PROBLEM DETAILS
Leave out the images; return the rest of the data exactly.

INFORMATION GIVEN
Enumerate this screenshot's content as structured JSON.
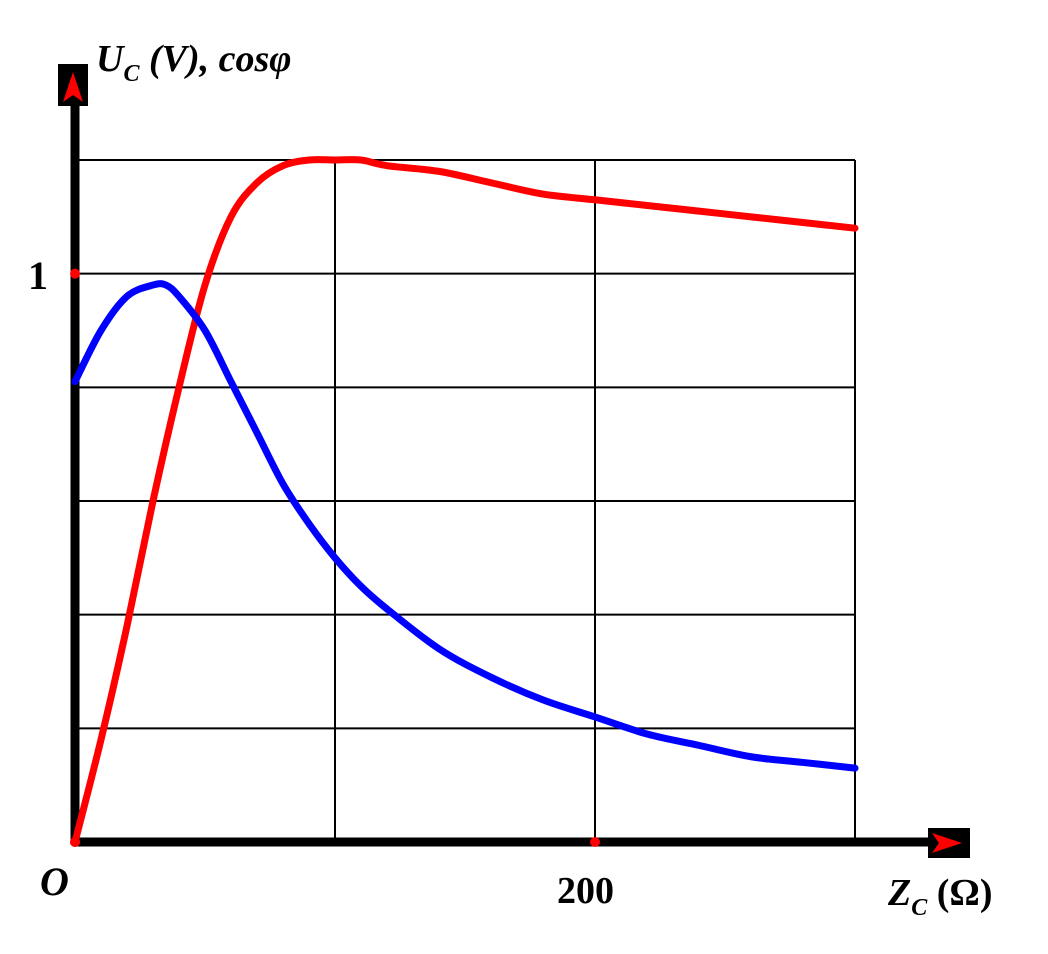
{
  "chart_data": {
    "type": "line",
    "xlabel": {
      "symbol": "Z",
      "sub": "C",
      "unit": " (Ω)"
    },
    "ylabel": {
      "symbol": "U",
      "sub": "C",
      "rest": " (V), cosφ"
    },
    "origin_label": "O",
    "x_tick_labels": [
      {
        "value": 200,
        "text": "200"
      }
    ],
    "y_tick_labels": [
      {
        "value": 1,
        "text": "1"
      }
    ],
    "xlim": [
      0,
      300
    ],
    "ylim": [
      0,
      1.3
    ],
    "grid_x": [
      100,
      200,
      300
    ],
    "grid_y": [
      0.2,
      0.4,
      0.6,
      0.8,
      1.0,
      1.2
    ],
    "x_axis_dots": [
      0,
      200
    ],
    "y_axis_dots": [
      0,
      1
    ],
    "grid": true,
    "series": [
      {
        "color": "#ff0000",
        "points": [
          [
            0,
            0
          ],
          [
            10,
            0.18
          ],
          [
            20,
            0.38
          ],
          [
            30,
            0.6
          ],
          [
            40,
            0.8
          ],
          [
            50,
            0.98
          ],
          [
            60,
            1.1
          ],
          [
            70,
            1.16
          ],
          [
            80,
            1.19
          ],
          [
            90,
            1.2
          ],
          [
            100,
            1.2
          ],
          [
            110,
            1.2
          ],
          [
            120,
            1.19
          ],
          [
            140,
            1.18
          ],
          [
            160,
            1.16
          ],
          [
            180,
            1.14
          ],
          [
            200,
            1.13
          ],
          [
            220,
            1.12
          ],
          [
            240,
            1.11
          ],
          [
            260,
            1.1
          ],
          [
            280,
            1.09
          ],
          [
            300,
            1.08
          ]
        ]
      },
      {
        "color": "#0000ff",
        "points": [
          [
            0,
            0.81
          ],
          [
            10,
            0.9
          ],
          [
            20,
            0.96
          ],
          [
            30,
            0.98
          ],
          [
            35,
            0.98
          ],
          [
            40,
            0.96
          ],
          [
            50,
            0.9
          ],
          [
            60,
            0.81
          ],
          [
            70,
            0.72
          ],
          [
            80,
            0.63
          ],
          [
            90,
            0.56
          ],
          [
            100,
            0.5
          ],
          [
            110,
            0.45
          ],
          [
            120,
            0.41
          ],
          [
            140,
            0.34
          ],
          [
            160,
            0.29
          ],
          [
            180,
            0.25
          ],
          [
            200,
            0.22
          ],
          [
            220,
            0.19
          ],
          [
            240,
            0.17
          ],
          [
            260,
            0.15
          ],
          [
            280,
            0.14
          ],
          [
            300,
            0.13
          ]
        ]
      }
    ]
  }
}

RESULT OF THIS EXERCISE
Enumerate this screenshot's content as structured JSON.
{
  "chart_data": {
    "type": "line",
    "xlabel": {
      "symbol": "Z",
      "sub": "C",
      "unit": " (Ω)"
    },
    "ylabel": {
      "symbol": "U",
      "sub": "C",
      "rest": " (V), cosφ"
    },
    "origin_label": "O",
    "x_tick_labels": [
      {
        "value": 200,
        "text": "200"
      }
    ],
    "y_tick_labels": [
      {
        "value": 1,
        "text": "1"
      }
    ],
    "xlim": [
      0,
      300
    ],
    "ylim": [
      0,
      1.3
    ],
    "grid_x": [
      100,
      200,
      300
    ],
    "grid_y": [
      0.2,
      0.4,
      0.6,
      0.8,
      1.0,
      1.2
    ],
    "x_axis_dots": [
      0,
      200
    ],
    "y_axis_dots": [
      0,
      1
    ],
    "grid": true,
    "series": [
      {
        "color": "#ff0000",
        "points": [
          [
            0,
            0
          ],
          [
            10,
            0.18
          ],
          [
            20,
            0.38
          ],
          [
            30,
            0.6
          ],
          [
            40,
            0.8
          ],
          [
            50,
            0.98
          ],
          [
            60,
            1.1
          ],
          [
            70,
            1.16
          ],
          [
            80,
            1.19
          ],
          [
            90,
            1.2
          ],
          [
            100,
            1.2
          ],
          [
            110,
            1.2
          ],
          [
            120,
            1.19
          ],
          [
            140,
            1.18
          ],
          [
            160,
            1.16
          ],
          [
            180,
            1.14
          ],
          [
            200,
            1.13
          ],
          [
            220,
            1.12
          ],
          [
            240,
            1.11
          ],
          [
            260,
            1.1
          ],
          [
            280,
            1.09
          ],
          [
            300,
            1.08
          ]
        ]
      },
      {
        "color": "#0000ff",
        "points": [
          [
            0,
            0.81
          ],
          [
            10,
            0.9
          ],
          [
            20,
            0.96
          ],
          [
            30,
            0.98
          ],
          [
            35,
            0.98
          ],
          [
            40,
            0.96
          ],
          [
            50,
            0.9
          ],
          [
            60,
            0.81
          ],
          [
            70,
            0.72
          ],
          [
            80,
            0.63
          ],
          [
            90,
            0.56
          ],
          [
            100,
            0.5
          ],
          [
            110,
            0.45
          ],
          [
            120,
            0.41
          ],
          [
            140,
            0.34
          ],
          [
            160,
            0.29
          ],
          [
            180,
            0.25
          ],
          [
            200,
            0.22
          ],
          [
            220,
            0.19
          ],
          [
            240,
            0.17
          ],
          [
            260,
            0.15
          ],
          [
            280,
            0.14
          ],
          [
            300,
            0.13
          ]
        ]
      }
    ]
  }
}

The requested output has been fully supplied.